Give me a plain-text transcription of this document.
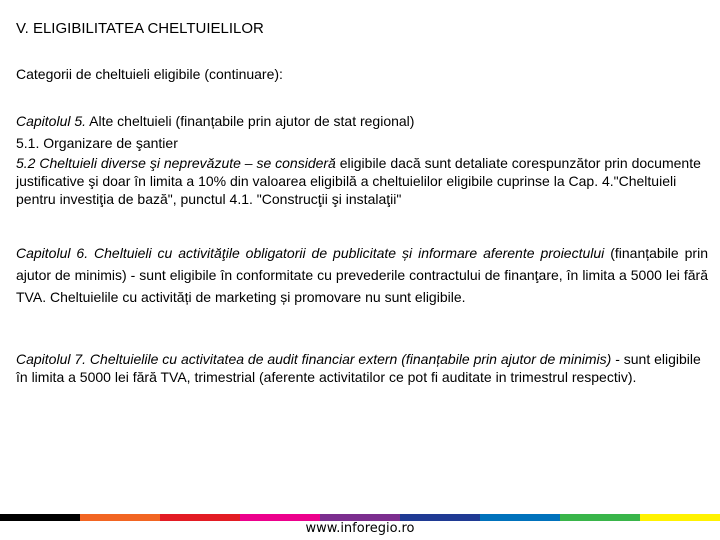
V. ELIGIBILITATEA CHELTUIELILOR
Categorii de cheltuieli eligibile (continuare):

Capitolul 5. Alte cheltuieli (finanțabile prin ajutor de stat regional)

5.1. Organizare de şantier

5.2 Cheltuieli diverse şi neprevăzute – se consideră eligibile dacă sunt detaliate corespunzător prin documente justificative şi doar în limita a 10% din valoarea eligibilă a cheltuielilor eligibile cuprinse la Cap. 4."Cheltuieli pentru investiţia de bază", punctul 4.1. "Construcţii şi instalaţii"

Capitolul 6. Cheltuieli cu activităţile obligatorii de publicitate și informare aferente proiectului (finanțabile prin ajutor de minimis) - sunt eligibile în conformitate cu prevederile contractului de finanţare, în limita a 5000 lei fără TVA. Cheltuielile cu activități de marketing și promovare nu sunt eligibile.

Capitolul 7. Cheltuielile cu activitatea de audit financiar extern (finanțabile prin ajutor de minimis) - sunt eligibile în limita a 5000 lei fără TVA, trimestrial (aferente activitatilor ce pot fi auditate in trimestrul respectiv).

www.inforegio.ro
————————
§ **To do**: Copy each line that holds the word "limita".

§ **Response to the exercise**:
5.2 Cheltuieli diverse şi neprevăzute – se consideră eligibile dacă sunt detaliate corespunzător prin documente justificative şi doar în limita a 10% din valoarea eligibilă a cheltuielilor eligibile cuprinse la Cap. 4."Cheltuieli pentru investiţia de bază", punctul 4.1. "Construcţii şi instalaţii"
Capitolul 6. Cheltuieli cu activităţile obligatorii de publicitate și informare aferente proiectului (finanțabile prin ajutor de minimis) - sunt eligibile în conformitate cu prevederile contractului de finanţare, în limita a 5000 lei fără TVA. Cheltuielile cu activități de marketing și promovare nu sunt eligibile.
Capitolul 7. Cheltuielile cu activitatea de audit financiar extern (finanțabile prin ajutor de minimis) - sunt eligibile în limita a 5000 lei fără TVA, trimestrial (aferente activitatilor ce pot fi auditate in trimestrul respectiv).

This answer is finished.